◆ Request
Which lines in the material below contain the word "สอดคล"? Copy each of them.

(Extracted data entries)
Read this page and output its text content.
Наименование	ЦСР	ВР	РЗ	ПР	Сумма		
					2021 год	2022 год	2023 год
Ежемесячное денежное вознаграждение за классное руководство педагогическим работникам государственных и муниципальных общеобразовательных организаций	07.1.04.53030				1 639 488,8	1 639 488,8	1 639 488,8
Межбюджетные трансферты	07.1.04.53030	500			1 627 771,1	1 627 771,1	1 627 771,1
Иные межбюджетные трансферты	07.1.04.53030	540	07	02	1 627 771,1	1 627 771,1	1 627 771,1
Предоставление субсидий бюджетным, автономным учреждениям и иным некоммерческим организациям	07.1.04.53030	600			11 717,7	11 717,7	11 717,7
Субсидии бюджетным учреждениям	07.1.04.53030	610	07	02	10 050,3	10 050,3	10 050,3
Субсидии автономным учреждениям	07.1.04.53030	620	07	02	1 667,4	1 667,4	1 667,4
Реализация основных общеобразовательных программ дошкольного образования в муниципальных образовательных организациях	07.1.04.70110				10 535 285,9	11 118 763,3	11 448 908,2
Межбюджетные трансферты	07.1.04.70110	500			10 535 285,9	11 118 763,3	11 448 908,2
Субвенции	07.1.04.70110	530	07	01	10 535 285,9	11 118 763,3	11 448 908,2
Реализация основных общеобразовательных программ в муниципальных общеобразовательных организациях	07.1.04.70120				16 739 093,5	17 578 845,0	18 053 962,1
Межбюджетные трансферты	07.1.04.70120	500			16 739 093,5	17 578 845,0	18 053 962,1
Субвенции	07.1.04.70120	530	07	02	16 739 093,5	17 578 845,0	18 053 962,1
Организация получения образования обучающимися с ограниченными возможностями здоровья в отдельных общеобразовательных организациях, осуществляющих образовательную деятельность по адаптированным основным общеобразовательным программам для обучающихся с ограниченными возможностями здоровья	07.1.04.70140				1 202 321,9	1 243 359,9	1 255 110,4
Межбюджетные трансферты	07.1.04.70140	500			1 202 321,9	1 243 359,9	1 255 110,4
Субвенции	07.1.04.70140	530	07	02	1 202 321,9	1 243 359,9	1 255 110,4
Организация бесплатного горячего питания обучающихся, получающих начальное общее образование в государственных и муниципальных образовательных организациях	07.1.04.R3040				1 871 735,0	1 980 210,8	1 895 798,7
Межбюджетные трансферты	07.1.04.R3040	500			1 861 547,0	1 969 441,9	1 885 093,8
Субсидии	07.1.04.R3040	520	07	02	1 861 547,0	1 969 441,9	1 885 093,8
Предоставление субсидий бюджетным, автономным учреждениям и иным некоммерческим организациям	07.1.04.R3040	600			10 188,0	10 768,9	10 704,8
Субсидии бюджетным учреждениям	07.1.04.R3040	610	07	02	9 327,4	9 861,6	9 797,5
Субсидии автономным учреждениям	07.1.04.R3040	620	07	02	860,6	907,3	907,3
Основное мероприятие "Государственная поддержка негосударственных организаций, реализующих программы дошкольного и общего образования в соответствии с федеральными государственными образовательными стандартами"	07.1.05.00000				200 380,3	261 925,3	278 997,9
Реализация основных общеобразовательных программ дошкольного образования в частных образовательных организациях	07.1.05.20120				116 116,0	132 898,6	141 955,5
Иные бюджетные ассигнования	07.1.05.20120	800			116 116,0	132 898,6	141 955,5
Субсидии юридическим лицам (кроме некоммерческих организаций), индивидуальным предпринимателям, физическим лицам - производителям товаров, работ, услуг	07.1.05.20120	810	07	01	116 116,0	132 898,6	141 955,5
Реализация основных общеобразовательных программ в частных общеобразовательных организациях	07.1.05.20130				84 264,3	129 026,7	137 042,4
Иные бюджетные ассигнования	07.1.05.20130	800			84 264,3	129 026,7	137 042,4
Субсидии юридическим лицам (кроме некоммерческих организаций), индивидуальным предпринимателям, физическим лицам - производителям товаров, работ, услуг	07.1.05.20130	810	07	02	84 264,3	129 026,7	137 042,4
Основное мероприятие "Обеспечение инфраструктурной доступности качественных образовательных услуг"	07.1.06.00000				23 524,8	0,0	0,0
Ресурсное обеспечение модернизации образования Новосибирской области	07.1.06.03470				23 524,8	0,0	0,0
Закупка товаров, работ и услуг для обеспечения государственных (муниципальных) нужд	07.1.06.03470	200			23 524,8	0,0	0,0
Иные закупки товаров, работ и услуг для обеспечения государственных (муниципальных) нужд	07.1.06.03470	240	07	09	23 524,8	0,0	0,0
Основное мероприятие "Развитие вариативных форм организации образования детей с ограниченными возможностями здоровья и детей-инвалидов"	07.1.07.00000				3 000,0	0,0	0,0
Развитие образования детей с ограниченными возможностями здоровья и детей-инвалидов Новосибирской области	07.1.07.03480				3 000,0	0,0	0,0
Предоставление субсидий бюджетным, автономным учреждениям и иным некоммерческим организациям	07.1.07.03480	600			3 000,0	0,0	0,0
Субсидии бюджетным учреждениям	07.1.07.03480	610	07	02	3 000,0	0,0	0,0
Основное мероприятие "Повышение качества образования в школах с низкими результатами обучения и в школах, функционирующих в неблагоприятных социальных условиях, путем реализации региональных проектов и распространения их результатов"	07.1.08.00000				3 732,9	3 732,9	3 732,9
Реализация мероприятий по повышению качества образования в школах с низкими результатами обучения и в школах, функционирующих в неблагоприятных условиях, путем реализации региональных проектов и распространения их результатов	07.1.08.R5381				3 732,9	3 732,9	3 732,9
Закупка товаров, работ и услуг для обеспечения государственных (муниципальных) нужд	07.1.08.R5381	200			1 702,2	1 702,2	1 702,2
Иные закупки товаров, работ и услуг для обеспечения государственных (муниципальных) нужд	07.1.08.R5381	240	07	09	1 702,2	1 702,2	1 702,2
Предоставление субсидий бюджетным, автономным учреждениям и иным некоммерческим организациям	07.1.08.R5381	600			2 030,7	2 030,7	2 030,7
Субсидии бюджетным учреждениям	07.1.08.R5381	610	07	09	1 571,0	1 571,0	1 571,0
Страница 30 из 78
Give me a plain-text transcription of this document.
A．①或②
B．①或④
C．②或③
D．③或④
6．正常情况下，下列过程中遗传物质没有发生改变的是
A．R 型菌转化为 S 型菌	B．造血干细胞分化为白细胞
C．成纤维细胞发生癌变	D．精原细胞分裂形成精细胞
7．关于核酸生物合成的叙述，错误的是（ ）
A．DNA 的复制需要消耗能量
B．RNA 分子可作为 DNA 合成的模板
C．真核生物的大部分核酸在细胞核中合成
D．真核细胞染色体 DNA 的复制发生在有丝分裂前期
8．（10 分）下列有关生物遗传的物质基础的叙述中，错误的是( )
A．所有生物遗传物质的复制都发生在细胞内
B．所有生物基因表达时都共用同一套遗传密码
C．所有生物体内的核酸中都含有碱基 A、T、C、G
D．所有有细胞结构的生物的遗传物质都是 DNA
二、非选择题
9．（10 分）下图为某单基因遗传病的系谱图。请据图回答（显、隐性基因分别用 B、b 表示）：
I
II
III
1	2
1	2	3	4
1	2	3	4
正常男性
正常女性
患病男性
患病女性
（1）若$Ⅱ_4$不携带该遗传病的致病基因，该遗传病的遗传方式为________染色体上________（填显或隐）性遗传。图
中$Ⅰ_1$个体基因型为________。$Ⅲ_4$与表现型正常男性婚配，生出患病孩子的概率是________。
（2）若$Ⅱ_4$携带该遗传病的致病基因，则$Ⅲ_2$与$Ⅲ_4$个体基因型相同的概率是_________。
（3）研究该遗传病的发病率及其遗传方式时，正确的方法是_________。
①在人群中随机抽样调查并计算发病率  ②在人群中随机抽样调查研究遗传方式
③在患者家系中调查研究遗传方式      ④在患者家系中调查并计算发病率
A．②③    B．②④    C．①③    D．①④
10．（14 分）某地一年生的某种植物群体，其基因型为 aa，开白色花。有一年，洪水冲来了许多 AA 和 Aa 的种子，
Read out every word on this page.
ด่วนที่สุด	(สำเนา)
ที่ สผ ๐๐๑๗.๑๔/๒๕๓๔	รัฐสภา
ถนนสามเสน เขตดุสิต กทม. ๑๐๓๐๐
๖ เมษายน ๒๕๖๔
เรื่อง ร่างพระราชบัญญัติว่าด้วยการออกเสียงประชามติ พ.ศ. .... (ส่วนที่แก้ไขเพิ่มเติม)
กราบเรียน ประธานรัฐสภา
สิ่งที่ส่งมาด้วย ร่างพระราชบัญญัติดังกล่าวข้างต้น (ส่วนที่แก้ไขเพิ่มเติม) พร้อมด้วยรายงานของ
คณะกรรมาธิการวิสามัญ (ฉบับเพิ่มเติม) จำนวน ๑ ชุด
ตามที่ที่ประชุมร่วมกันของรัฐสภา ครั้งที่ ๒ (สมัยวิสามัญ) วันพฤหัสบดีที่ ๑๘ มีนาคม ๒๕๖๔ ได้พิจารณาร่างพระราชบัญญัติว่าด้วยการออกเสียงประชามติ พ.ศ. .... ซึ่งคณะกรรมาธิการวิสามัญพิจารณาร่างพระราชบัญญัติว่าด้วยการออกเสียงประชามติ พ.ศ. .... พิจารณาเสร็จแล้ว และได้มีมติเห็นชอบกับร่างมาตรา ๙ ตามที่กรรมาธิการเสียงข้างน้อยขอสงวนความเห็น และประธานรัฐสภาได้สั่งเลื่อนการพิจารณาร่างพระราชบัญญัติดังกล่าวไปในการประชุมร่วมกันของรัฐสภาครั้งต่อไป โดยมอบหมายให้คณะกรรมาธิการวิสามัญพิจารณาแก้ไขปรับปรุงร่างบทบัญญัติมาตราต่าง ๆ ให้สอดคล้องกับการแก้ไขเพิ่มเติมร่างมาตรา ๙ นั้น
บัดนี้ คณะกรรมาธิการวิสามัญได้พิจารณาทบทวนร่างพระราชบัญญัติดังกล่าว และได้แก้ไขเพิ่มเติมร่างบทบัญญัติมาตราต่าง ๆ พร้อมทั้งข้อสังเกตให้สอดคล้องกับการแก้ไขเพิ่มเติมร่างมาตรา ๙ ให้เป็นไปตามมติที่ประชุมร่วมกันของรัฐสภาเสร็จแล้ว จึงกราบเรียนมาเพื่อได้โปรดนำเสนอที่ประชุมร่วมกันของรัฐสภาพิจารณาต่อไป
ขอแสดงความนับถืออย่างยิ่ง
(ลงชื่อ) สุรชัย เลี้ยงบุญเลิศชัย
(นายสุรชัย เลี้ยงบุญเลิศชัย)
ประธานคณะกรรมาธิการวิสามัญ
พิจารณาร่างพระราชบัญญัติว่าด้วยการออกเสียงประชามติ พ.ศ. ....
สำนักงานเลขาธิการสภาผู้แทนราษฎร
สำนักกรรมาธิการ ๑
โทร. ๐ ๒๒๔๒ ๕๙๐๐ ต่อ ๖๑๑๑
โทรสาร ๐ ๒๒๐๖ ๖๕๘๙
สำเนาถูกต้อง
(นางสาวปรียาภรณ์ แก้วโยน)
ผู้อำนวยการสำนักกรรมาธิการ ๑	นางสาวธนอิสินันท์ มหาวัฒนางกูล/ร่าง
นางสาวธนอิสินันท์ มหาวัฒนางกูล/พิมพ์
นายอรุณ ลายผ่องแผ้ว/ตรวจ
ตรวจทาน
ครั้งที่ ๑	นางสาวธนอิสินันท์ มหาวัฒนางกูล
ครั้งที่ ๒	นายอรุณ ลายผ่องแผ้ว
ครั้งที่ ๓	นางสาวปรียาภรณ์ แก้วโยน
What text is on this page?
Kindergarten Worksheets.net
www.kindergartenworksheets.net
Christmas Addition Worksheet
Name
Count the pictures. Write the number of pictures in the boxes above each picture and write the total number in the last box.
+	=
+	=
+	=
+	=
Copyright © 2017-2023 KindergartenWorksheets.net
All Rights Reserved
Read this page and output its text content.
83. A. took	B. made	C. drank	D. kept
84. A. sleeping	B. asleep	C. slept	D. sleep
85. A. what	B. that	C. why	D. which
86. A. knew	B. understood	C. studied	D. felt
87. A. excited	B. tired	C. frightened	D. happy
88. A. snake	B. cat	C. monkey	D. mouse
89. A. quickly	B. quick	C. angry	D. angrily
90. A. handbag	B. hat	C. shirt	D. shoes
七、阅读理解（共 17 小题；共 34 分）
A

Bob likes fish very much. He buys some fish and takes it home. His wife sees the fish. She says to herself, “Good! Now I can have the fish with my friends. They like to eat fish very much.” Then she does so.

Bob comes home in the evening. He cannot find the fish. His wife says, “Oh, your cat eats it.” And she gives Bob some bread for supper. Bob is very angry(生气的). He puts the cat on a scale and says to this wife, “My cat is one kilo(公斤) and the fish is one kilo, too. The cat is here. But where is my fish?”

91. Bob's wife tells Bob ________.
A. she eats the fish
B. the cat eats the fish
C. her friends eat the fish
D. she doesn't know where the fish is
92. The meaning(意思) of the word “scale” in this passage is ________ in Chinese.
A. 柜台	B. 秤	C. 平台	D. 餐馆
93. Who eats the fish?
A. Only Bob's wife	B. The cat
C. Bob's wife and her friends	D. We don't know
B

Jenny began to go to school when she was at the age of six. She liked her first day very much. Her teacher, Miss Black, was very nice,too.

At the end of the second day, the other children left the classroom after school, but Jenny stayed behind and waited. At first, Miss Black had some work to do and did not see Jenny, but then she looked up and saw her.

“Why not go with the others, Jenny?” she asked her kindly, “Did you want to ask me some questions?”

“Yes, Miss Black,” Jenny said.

◆ The completed task
ตามที่ที่ประชุมร่วมกันของรัฐสภา ครั้งที่ ๒ (สมัยวิสามัญ) วันพฤหัสบดีที่ ๑๘ มีนาคม ๒๕๖๔ ได้พิจารณาร่างพระราชบัญญัติว่าด้วยการออกเสียงประชามติ พ.ศ. .... ซึ่งคณะกรรมาธิการวิสามัญพิจารณาร่างพระราชบัญญัติว่าด้วยการออกเสียงประชามติ พ.ศ. .... พิจารณาเสร็จแล้ว และได้มีมติเห็นชอบกับร่างมาตรา ๙ ตามที่กรรมาธิการเสียงข้างน้อยขอสงวนความเห็น และประธานรัฐสภาได้สั่งเลื่อนการพิจารณาร่างพระราชบัญญัติดังกล่าวไปในการประชุมร่วมกันของรัฐสภาครั้งต่อไป โดยมอบหมายให้คณะกรรมาธิการวิสามัญพิจารณาแก้ไขปรับปรุงร่างบทบัญญัติมาตราต่าง ๆ ให้สอดคล้องกับการแก้ไขเพิ่มเติมร่างมาตรา ๙ นั้น
บัดนี้ คณะกรรมาธิการวิสามัญได้พิจารณาทบทวนร่างพระราชบัญญัติดังกล่าว และได้แก้ไขเพิ่มเติมร่างบทบัญญัติมาตราต่าง ๆ พร้อมทั้งข้อสังเกตให้สอดคล้องกับการแก้ไขเพิ่มเติมร่างมาตรา ๙ ให้เป็นไปตามมติที่ประชุมร่วมกันของรัฐสภาเสร็จแล้ว จึงกราบเรียนมาเพื่อได้โปรดนำเสนอที่ประชุมร่วมกันของรัฐสภาพิจารณาต่อไป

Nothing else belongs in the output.